■ **Excerpts from a figure dataset**
====================

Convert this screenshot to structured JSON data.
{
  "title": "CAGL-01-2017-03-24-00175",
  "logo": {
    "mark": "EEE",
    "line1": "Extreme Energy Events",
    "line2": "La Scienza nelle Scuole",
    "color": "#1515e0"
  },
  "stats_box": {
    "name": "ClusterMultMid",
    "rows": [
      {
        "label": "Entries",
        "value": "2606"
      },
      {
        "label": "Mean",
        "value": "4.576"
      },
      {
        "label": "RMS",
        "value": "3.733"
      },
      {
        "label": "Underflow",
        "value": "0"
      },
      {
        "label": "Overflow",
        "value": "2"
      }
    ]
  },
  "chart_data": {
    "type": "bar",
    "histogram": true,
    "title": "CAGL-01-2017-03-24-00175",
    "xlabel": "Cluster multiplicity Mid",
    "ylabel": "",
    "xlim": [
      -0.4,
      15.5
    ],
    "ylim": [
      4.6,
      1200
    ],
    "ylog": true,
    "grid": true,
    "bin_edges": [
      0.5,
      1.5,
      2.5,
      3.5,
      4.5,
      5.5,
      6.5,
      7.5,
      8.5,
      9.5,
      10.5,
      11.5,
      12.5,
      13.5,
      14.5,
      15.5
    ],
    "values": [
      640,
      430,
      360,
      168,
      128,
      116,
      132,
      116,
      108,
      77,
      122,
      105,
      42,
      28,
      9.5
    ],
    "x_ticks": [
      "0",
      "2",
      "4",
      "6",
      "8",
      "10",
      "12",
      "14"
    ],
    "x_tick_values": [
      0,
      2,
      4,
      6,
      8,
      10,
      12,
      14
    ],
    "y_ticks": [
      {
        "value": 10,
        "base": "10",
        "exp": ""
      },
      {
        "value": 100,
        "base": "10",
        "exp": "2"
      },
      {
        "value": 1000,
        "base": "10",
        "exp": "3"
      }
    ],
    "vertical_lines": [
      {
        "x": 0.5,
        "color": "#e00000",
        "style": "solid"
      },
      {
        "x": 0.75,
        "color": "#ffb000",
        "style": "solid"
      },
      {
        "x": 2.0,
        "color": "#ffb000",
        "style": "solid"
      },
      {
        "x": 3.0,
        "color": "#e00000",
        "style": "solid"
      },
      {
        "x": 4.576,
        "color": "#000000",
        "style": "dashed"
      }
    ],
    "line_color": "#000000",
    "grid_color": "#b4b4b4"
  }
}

====================

■ **Exercise task**
Which lines contain the word "CAGL"? Return each of them.

■ **The output**
  "title": "CAGL-01-2017-03-24-00175",
    "title": "CAGL-01-2017-03-24-00175",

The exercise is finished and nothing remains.